━━━ Dataset records ━━━
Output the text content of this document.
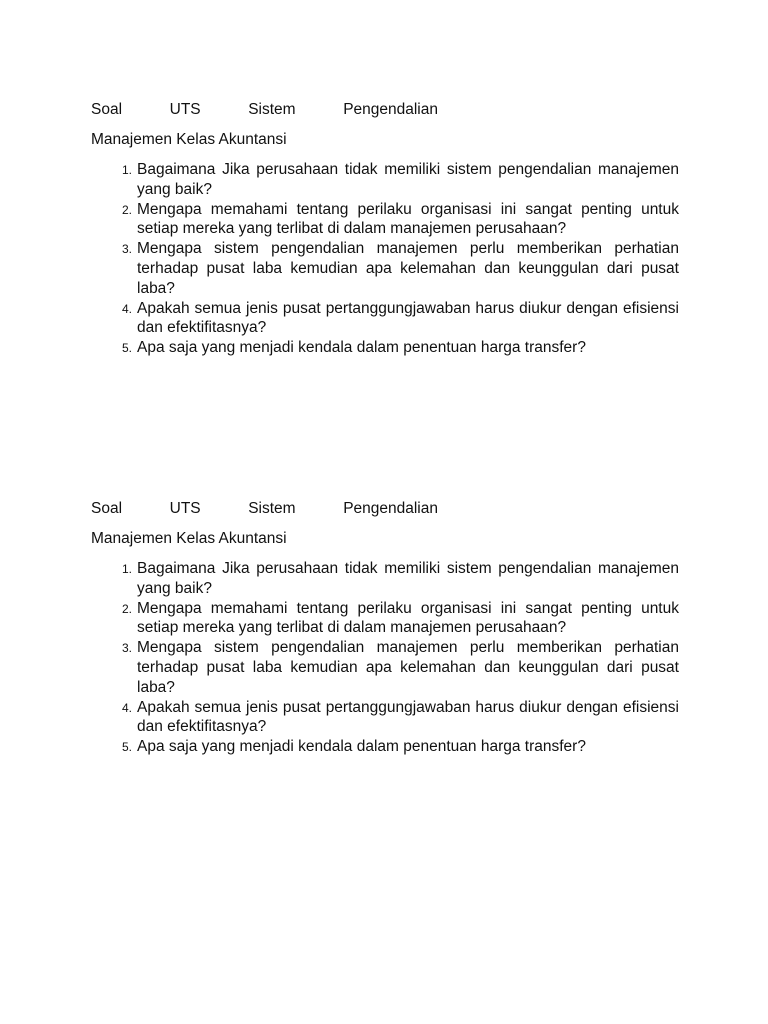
Soal	UTS	Sistem	Pengendalian
Manajemen Kelas Akuntansi
1. Bagaimana Jika perusahaan tidak memiliki sistem pengendalian manajemen yang baik?
2. Mengapa memahami tentang perilaku organisasi ini sangat penting untuk setiap mereka yang terlibat di dalam manajemen perusahaan?
3. Mengapa sistem pengendalian manajemen perlu memberikan perhatian terhadap pusat laba kemudian apa kelemahan dan keunggulan dari pusat laba?
4. Apakah semua jenis pusat pertanggungjawaban harus diukur dengan efisiensi dan efektifitasnya?
5. Apa saja yang menjadi kendala dalam penentuan harga transfer?
Soal	UTS	Sistem	Pengendalian
Manajemen Kelas Akuntansi
1. Bagaimana Jika perusahaan tidak memiliki sistem pengendalian manajemen yang baik?
2. Mengapa memahami tentang perilaku organisasi ini sangat penting untuk setiap mereka yang terlibat di dalam manajemen perusahaan?
3. Mengapa sistem pengendalian manajemen perlu memberikan perhatian terhadap pusat laba kemudian apa kelemahan dan keunggulan dari pusat laba?
4. Apakah semua jenis pusat pertanggungjawaban harus diukur dengan efisiensi dan efektifitasnya?
5. Apa saja yang menjadi kendala dalam penentuan harga transfer?
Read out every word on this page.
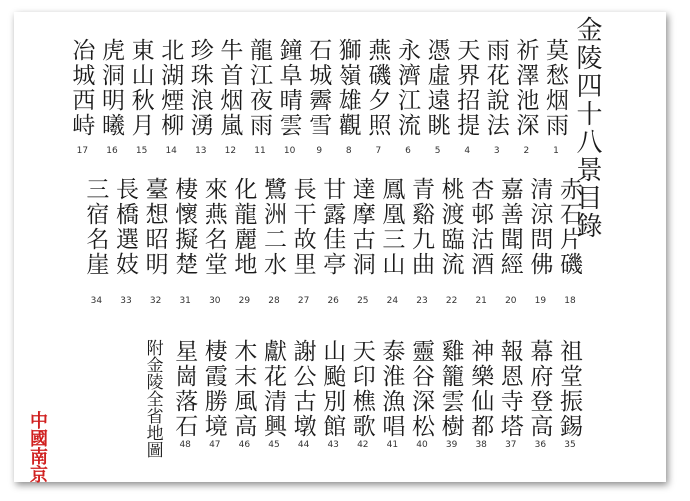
金陵四十八景目錄
莫愁烟雨
1
祈澤池深
2
雨花說法
3
天界招提
4
憑虛遠眺
5
永濟江流
6
燕磯夕照
7
獅嶺雄觀
8
石城霽雪
9
鐘阜晴雲
10
龍江夜雨
11
牛首烟嵐
12
珍珠浪湧
13
北湖煙柳
14
東山秋月
15
虎洞明曦
16
冶城西峙
17
赤石片磯
18
清涼問佛
19
嘉善聞經
20
杏邨沽酒
21
桃渡臨流
22
青谿九曲
23
鳳凰三山
24
達摩古洞
25
甘露佳亭
26
長干故里
27
鷺洲二水
28
化龍麗地
29
來燕名堂
30
棲懷擬楚
31
臺想昭明
32
長橋選妓
33
三宿名崖
34
祖堂振錫
35
幕府登高
36
報恩寺塔
37
神樂仙都
38
雞籠雲樹
39
靈谷深松
40
泰淮漁唱
41
天印樵歌
42
山颱別館
43
謝公古墩
44
獻花清興
45
木末風高
46
棲霞勝境
47
星崗落石
48
附金陵全省地圖
中國南京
━━━
**What is needed**
Without the pictures, print the records in full, exactly as they appear.

**Result of the task**
Output the text content of this document.
Soal	UTS	Sistem	Pengendalian
Manajemen Kelas Akuntansi
1. Bagaimana Jika perusahaan tidak memiliki sistem pengendalian manajemen yang baik?
2. Mengapa memahami tentang perilaku organisasi ini sangat penting untuk setiap mereka yang terlibat di dalam manajemen perusahaan?
3. Mengapa sistem pengendalian manajemen perlu memberikan perhatian terhadap pusat laba kemudian apa kelemahan dan keunggulan dari pusat laba?
4. Apakah semua jenis pusat pertanggungjawaban harus diukur dengan efisiensi dan efektifitasnya?
5. Apa saja yang menjadi kendala dalam penentuan harga transfer?
Soal	UTS	Sistem	Pengendalian
Manajemen Kelas Akuntansi
1. Bagaimana Jika perusahaan tidak memiliki sistem pengendalian manajemen yang baik?
2. Mengapa memahami tentang perilaku organisasi ini sangat penting untuk setiap mereka yang terlibat di dalam manajemen perusahaan?
3. Mengapa sistem pengendalian manajemen perlu memberikan perhatian terhadap pusat laba kemudian apa kelemahan dan keunggulan dari pusat laba?
4. Apakah semua jenis pusat pertanggungjawaban harus diukur dengan efisiensi dan efektifitasnya?
5. Apa saja yang menjadi kendala dalam penentuan harga transfer?
Read out every word on this page.
金陵四十八景目錄
莫愁烟雨
1
祈澤池深
2
雨花說法
3
天界招提
4
憑虛遠眺
5
永濟江流
6
燕磯夕照
7
獅嶺雄觀
8
石城霽雪
9
鐘阜晴雲
10
龍江夜雨
11
牛首烟嵐
12
珍珠浪湧
13
北湖煙柳
14
東山秋月
15
虎洞明曦
16
冶城西峙
17
赤石片磯
18
清涼問佛
19
嘉善聞經
20
杏邨沽酒
21
桃渡臨流
22
青谿九曲
23
鳳凰三山
24
達摩古洞
25
甘露佳亭
26
長干故里
27
鷺洲二水
28
化龍麗地
29
來燕名堂
30
棲懷擬楚
31
臺想昭明
32
長橋選妓
33
三宿名崖
34
祖堂振錫
35
幕府登高
36
報恩寺塔
37
神樂仙都
38
雞籠雲樹
39
靈谷深松
40
泰淮漁唱
41
天印樵歌
42
山颱別館
43
謝公古墩
44
獻花清興
45
木末風高
46
棲霞勝境
47
星崗落石
48
附金陵全省地圖
中國南京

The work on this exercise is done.